Set task.
Return the entries below verbatim. Pictures stay out.

Extracted records.
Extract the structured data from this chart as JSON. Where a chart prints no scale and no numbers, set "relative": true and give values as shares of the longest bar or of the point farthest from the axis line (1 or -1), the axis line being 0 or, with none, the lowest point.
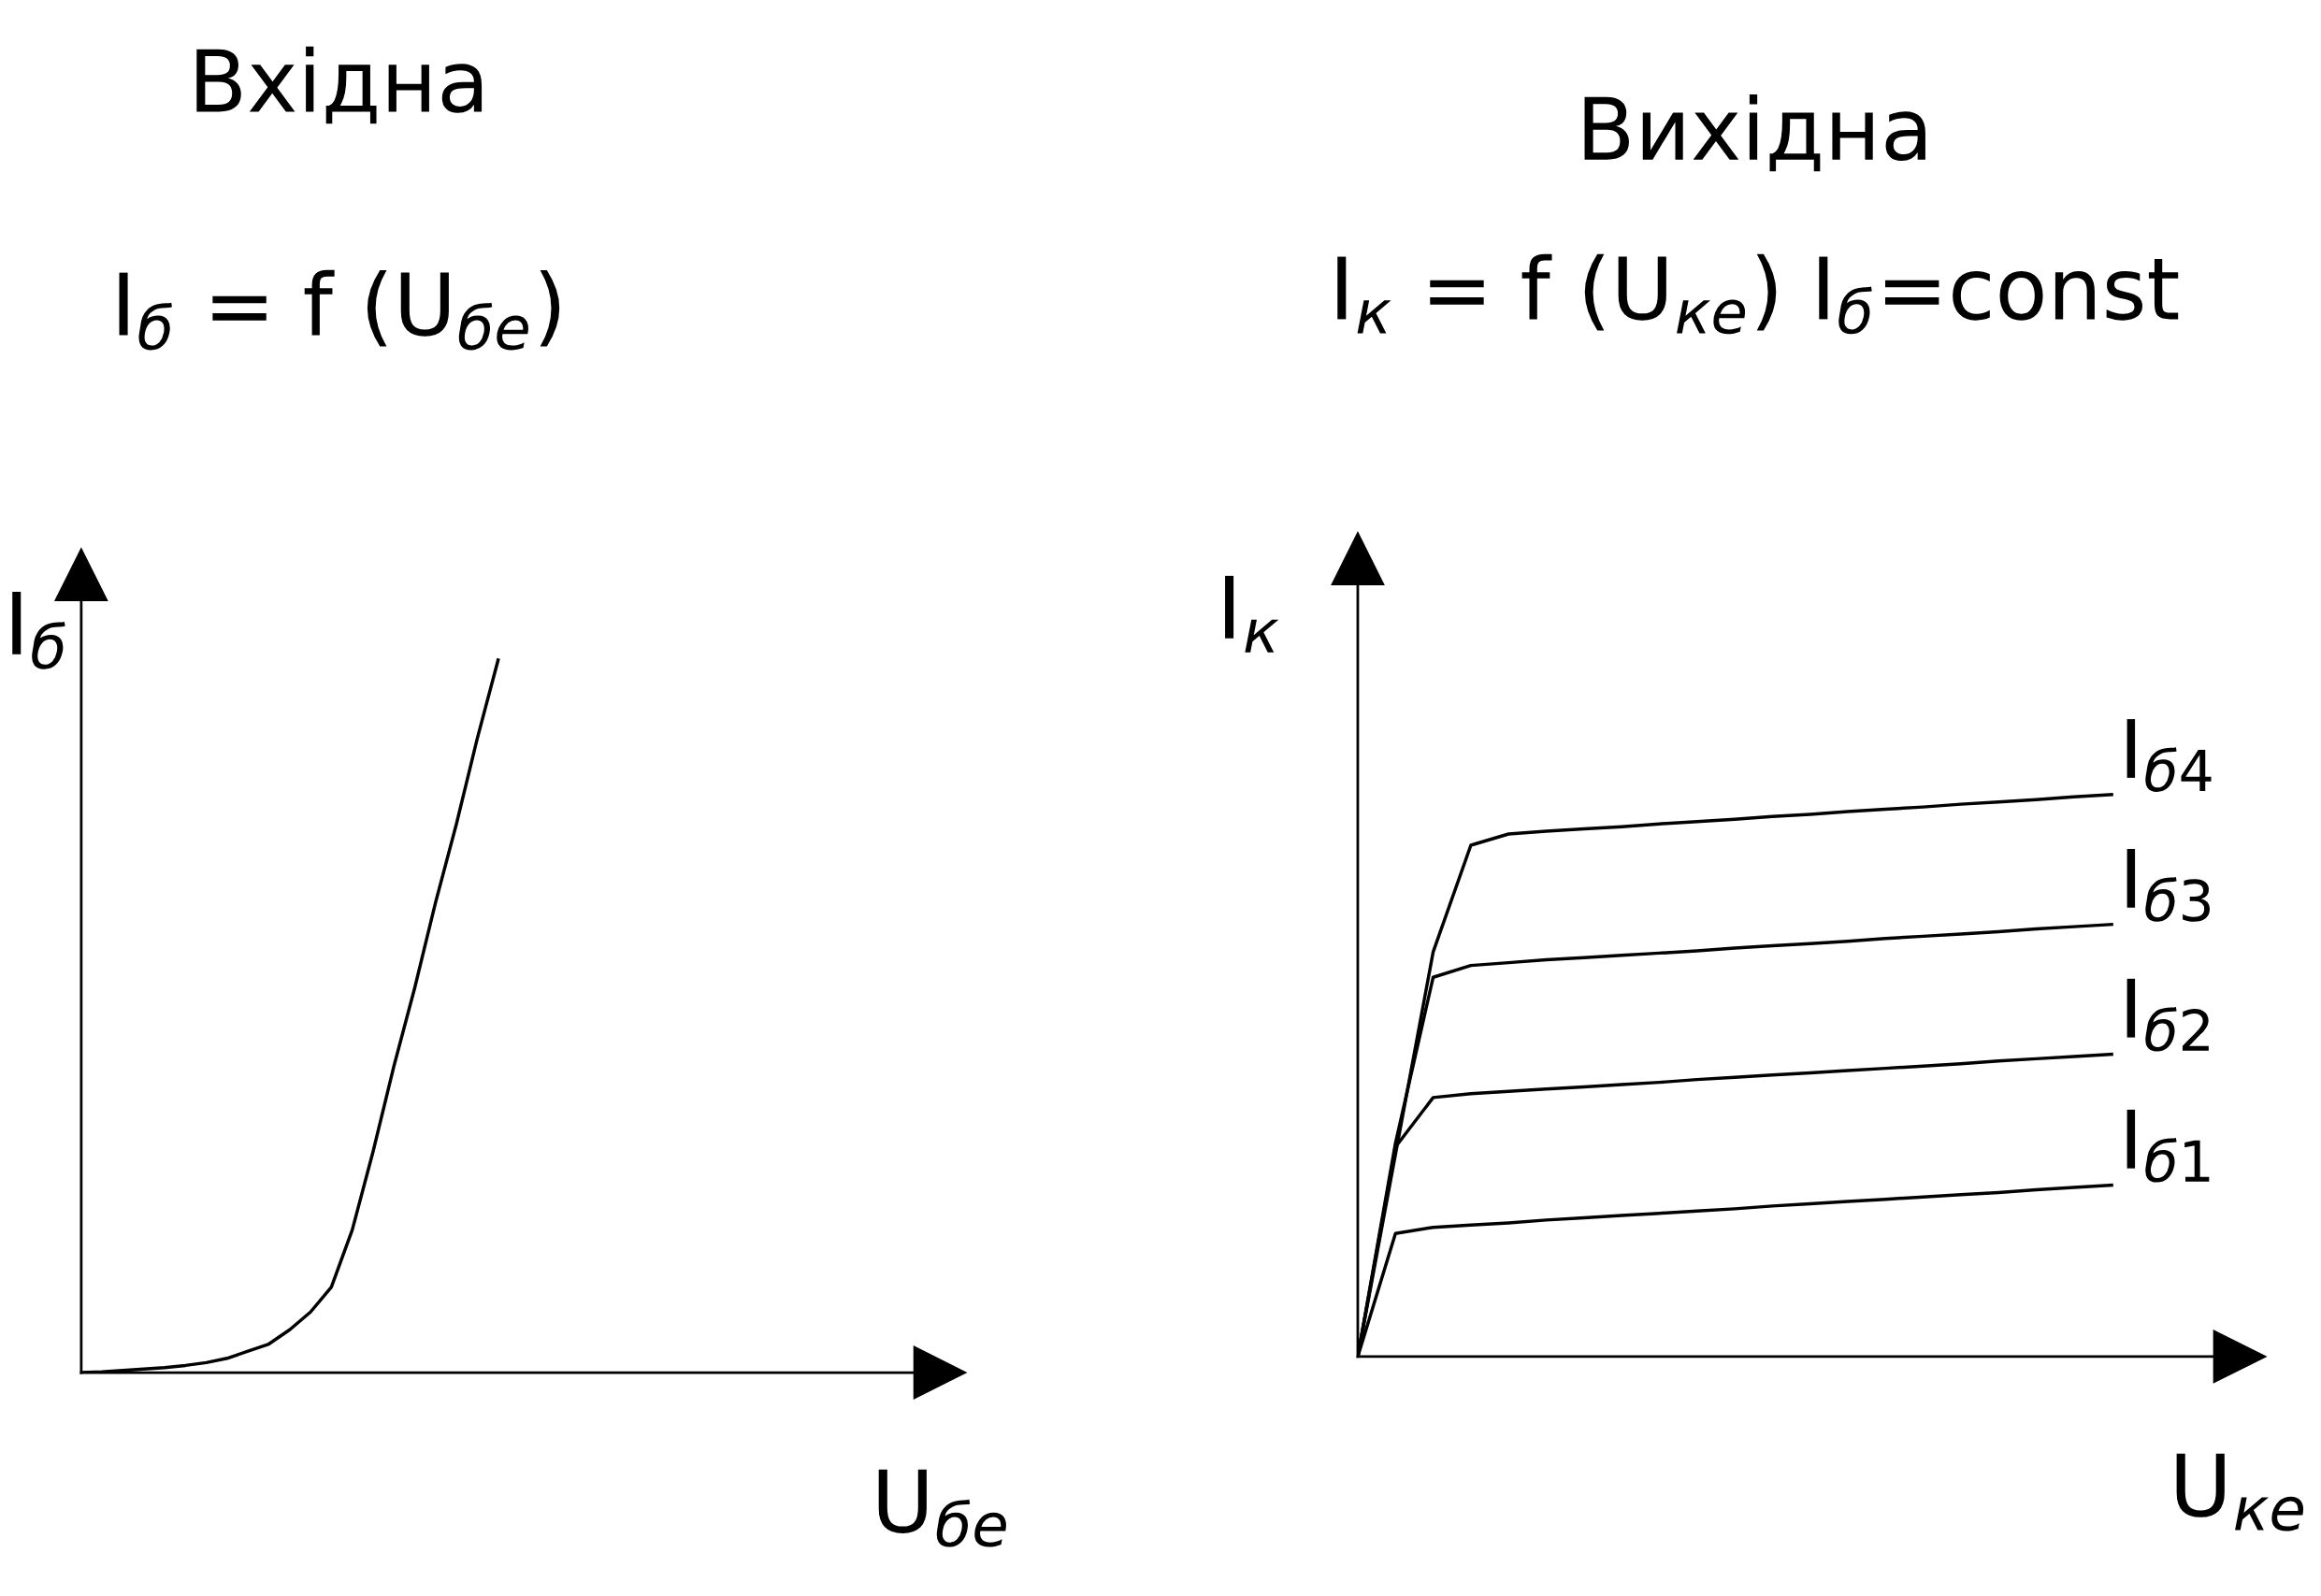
{
  "chart_data": [
    {
      "type": "line",
      "relative": true,
      "title": "Вхідна",
      "subtitle": "I$_{б}$ = f (U$_{бе}$)",
      "xlabel": "U$_{бе}$",
      "ylabel": "I$_{б}$",
      "tick_labels": false,
      "grid": false,
      "legend": false,
      "marker": "none",
      "line_style": "solid",
      "categories": [
        null,
        null,
        null,
        null,
        null,
        null,
        null,
        null,
        null,
        null,
        null,
        null,
        null,
        null,
        null,
        null,
        null,
        null,
        null,
        null,
        null
      ],
      "series": [
        {
          "color": "#000000",
          "values": [
            0,
            0.001,
            0.003,
            0.005,
            0.007,
            0.01,
            0.014,
            0.02,
            0.03,
            0.04,
            0.06,
            0.085,
            0.12,
            0.2,
            0.31,
            0.43,
            0.54,
            0.66,
            0.77,
            0.89,
            1.0
          ]
        }
      ]
    },
    {
      "type": "line",
      "relative": true,
      "title": "Вихідна",
      "subtitle": "I$_{к}$ = f (U$_{ке}$) I$_{б}$=const",
      "xlabel": "U$_{ке}$",
      "ylabel": "I$_{к}$",
      "tick_labels": false,
      "grid": false,
      "legend": false,
      "marker": "none",
      "line_style": "solid",
      "categories": [
        null,
        null,
        null,
        null,
        null,
        null,
        null,
        null,
        null,
        null,
        null,
        null,
        null,
        null,
        null,
        null,
        null,
        null,
        null,
        null,
        null
      ],
      "series": [
        {
          "name": "I$_{б4}$",
          "color": "#000000",
          "values": [
            0,
            0.36,
            0.72,
            0.91,
            0.93,
            0.935,
            0.939,
            0.943,
            0.948,
            0.952,
            0.956,
            0.961,
            0.965,
            0.97,
            0.974,
            0.978,
            0.983,
            0.987,
            0.991,
            0.996,
            1.0
          ]
        },
        {
          "name": "I$_{б3}$",
          "color": "#000000",
          "values": [
            0,
            0.38,
            0.675,
            0.696,
            0.701,
            0.706,
            0.71,
            0.714,
            0.718,
            0.722,
            0.727,
            0.731,
            0.735,
            0.739,
            0.744,
            0.748,
            0.752,
            0.756,
            0.761,
            0.765,
            0.769
          ]
        },
        {
          "name": "I$_{б2}$",
          "color": "#000000",
          "values": [
            0,
            0.373,
            0.461,
            0.468,
            0.472,
            0.476,
            0.48,
            0.484,
            0.488,
            0.493,
            0.497,
            0.501,
            0.505,
            0.509,
            0.513,
            0.517,
            0.521,
            0.526,
            0.53,
            0.534,
            0.538
          ]
        },
        {
          "name": "I$_{б1}$",
          "color": "#000000",
          "values": [
            0,
            0.219,
            0.23,
            0.234,
            0.238,
            0.243,
            0.247,
            0.251,
            0.255,
            0.259,
            0.263,
            0.268,
            0.272,
            0.276,
            0.28,
            0.284,
            0.288,
            0.292,
            0.297,
            0.301,
            0.305
          ]
        }
      ]
    }
  ]
}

Task output.
Extract the structured data from this chart as JSON. Where a chart prints no scale and no numbers, set "relative": true and give values as shares of the longest bar or of the point farthest from the axis line (1 or -1), the axis line being 0 or, with none, the lowest point.
{
  "chart_data": [
    {
      "type": "line",
      "relative": true,
      "title": "Вхідна",
      "subtitle": "I$_{б}$ = f (U$_{бе}$)",
      "xlabel": "U$_{бе}$",
      "ylabel": "I$_{б}$",
      "tick_labels": false,
      "grid": false,
      "legend": false,
      "marker": "none",
      "line_style": "solid",
      "categories": [
        null,
        null,
        null,
        null,
        null,
        null,
        null,
        null,
        null,
        null,
        null,
        null,
        null,
        null,
        null,
        null,
        null,
        null,
        null,
        null,
        null
      ],
      "series": [
        {
          "color": "#000000",
          "values": [
            0,
            0.001,
            0.003,
            0.005,
            0.007,
            0.01,
            0.014,
            0.02,
            0.03,
            0.04,
            0.06,
            0.085,
            0.12,
            0.2,
            0.31,
            0.43,
            0.54,
            0.66,
            0.77,
            0.89,
            1.0
          ]
        }
      ]
    },
    {
      "type": "line",
      "relative": true,
      "title": "Вихідна",
      "subtitle": "I$_{к}$ = f (U$_{ке}$) I$_{б}$=const",
      "xlabel": "U$_{ке}$",
      "ylabel": "I$_{к}$",
      "tick_labels": false,
      "grid": false,
      "legend": false,
      "marker": "none",
      "line_style": "solid",
      "categories": [
        null,
        null,
        null,
        null,
        null,
        null,
        null,
        null,
        null,
        null,
        null,
        null,
        null,
        null,
        null,
        null,
        null,
        null,
        null,
        null,
        null
      ],
      "series": [
        {
          "name": "I$_{б4}$",
          "color": "#000000",
          "values": [
            0,
            0.36,
            0.72,
            0.91,
            0.93,
            0.935,
            0.939,
            0.943,
            0.948,
            0.952,
            0.956,
            0.961,
            0.965,
            0.97,
            0.974,
            0.978,
            0.983,
            0.987,
            0.991,
            0.996,
            1.0
          ]
        },
        {
          "name": "I$_{б3}$",
          "color": "#000000",
          "values": [
            0,
            0.38,
            0.675,
            0.696,
            0.701,
            0.706,
            0.71,
            0.714,
            0.718,
            0.722,
            0.727,
            0.731,
            0.735,
            0.739,
            0.744,
            0.748,
            0.752,
            0.756,
            0.761,
            0.765,
            0.769
          ]
        },
        {
          "name": "I$_{б2}$",
          "color": "#000000",
          "values": [
            0,
            0.373,
            0.461,
            0.468,
            0.472,
            0.476,
            0.48,
            0.484,
            0.488,
            0.493,
            0.497,
            0.501,
            0.505,
            0.509,
            0.513,
            0.517,
            0.521,
            0.526,
            0.53,
            0.534,
            0.538
          ]
        },
        {
          "name": "I$_{б1}$",
          "color": "#000000",
          "values": [
            0,
            0.219,
            0.23,
            0.234,
            0.238,
            0.243,
            0.247,
            0.251,
            0.255,
            0.259,
            0.263,
            0.268,
            0.272,
            0.276,
            0.28,
            0.284,
            0.288,
            0.292,
            0.297,
            0.301,
            0.305
          ]
        }
      ]
    }
  ]
}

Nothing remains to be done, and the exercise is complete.